The entries below are to be written out again without alteration.
+---+
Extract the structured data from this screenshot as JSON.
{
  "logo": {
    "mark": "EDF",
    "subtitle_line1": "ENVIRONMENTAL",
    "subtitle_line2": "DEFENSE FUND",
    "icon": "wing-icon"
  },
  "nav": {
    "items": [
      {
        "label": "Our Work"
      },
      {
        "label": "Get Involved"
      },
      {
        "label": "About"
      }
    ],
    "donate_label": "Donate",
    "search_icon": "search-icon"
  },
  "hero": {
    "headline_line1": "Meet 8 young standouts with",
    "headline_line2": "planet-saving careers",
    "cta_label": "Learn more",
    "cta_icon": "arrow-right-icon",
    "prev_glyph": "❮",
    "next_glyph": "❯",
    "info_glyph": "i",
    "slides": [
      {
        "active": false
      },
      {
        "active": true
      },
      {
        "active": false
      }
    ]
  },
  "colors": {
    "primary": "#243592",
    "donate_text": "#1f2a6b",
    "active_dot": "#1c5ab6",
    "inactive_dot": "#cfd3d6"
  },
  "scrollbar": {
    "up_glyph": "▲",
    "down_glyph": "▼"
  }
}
+---+
◆ Result of the task:
Extract the structured data from this screenshot as JSON.
{
  "logo": {
    "mark": "EDF",
    "subtitle_line1": "ENVIRONMENTAL",
    "subtitle_line2": "DEFENSE FUND",
    "icon": "wing-icon"
  },
  "nav": {
    "items": [
      {
        "label": "Our Work"
      },
      {
        "label": "Get Involved"
      },
      {
        "label": "About"
      }
    ],
    "donate_label": "Donate",
    "search_icon": "search-icon"
  },
  "hero": {
    "headline_line1": "Meet 8 young standouts with",
    "headline_line2": "planet-saving careers",
    "cta_label": "Learn more",
    "cta_icon": "arrow-right-icon",
    "prev_glyph": "❮",
    "next_glyph": "❯",
    "info_glyph": "i",
    "slides": [
      {
        "active": false
      },
      {
        "active": true
      },
      {
        "active": false
      }
    ]
  },
  "colors": {
    "primary": "#243592",
    "donate_text": "#1f2a6b",
    "active_dot": "#1c5ab6",
    "inactive_dot": "#cfd3d6"
  },
  "scrollbar": {
    "up_glyph": "▲",
    "down_glyph": "▼"
  }
}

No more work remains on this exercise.